[WHAT IS ASKED]
Count the lines below that contain the word "emoji", and report only that number.

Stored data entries
....
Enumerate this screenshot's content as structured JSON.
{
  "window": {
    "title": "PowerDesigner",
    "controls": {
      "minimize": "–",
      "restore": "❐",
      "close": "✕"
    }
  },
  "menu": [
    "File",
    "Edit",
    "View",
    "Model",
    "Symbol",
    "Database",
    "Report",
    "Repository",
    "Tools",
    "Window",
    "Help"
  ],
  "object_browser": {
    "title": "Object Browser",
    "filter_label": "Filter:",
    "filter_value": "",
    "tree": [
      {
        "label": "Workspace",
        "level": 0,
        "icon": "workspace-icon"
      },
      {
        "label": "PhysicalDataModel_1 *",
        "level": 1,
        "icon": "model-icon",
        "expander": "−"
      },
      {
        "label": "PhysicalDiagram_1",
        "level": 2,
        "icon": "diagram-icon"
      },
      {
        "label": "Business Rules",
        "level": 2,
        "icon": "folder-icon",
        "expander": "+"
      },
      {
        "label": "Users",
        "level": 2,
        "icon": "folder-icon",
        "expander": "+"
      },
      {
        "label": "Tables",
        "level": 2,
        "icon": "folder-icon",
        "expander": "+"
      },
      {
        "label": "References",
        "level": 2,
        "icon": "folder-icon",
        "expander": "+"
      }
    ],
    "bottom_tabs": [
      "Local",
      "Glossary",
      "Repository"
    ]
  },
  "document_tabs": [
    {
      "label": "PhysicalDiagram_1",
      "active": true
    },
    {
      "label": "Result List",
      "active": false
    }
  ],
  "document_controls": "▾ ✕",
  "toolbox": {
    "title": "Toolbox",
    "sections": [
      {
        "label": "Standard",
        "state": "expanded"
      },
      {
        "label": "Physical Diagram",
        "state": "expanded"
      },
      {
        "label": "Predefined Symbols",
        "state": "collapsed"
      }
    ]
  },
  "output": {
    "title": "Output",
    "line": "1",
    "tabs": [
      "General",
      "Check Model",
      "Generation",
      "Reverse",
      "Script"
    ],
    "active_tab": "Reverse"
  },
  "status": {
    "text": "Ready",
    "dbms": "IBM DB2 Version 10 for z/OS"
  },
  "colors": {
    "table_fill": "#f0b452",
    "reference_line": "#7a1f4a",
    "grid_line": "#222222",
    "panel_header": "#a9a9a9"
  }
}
....
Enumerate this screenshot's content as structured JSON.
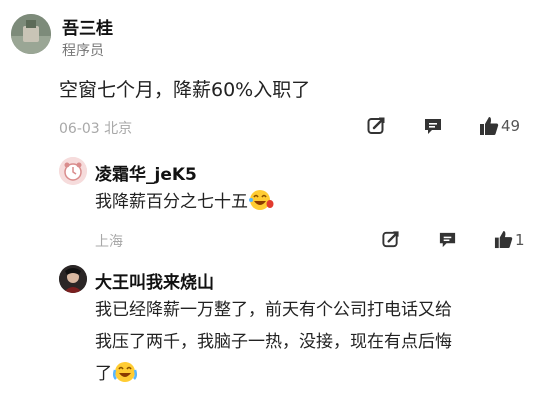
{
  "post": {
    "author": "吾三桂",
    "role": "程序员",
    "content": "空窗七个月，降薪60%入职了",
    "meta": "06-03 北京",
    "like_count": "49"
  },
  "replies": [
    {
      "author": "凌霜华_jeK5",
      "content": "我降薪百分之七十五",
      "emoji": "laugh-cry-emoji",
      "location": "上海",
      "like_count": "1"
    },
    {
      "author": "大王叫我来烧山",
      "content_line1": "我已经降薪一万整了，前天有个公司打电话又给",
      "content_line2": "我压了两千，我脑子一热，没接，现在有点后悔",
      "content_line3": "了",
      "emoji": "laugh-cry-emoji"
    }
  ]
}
....
[SOLUTION TO THE EXERCISE]
2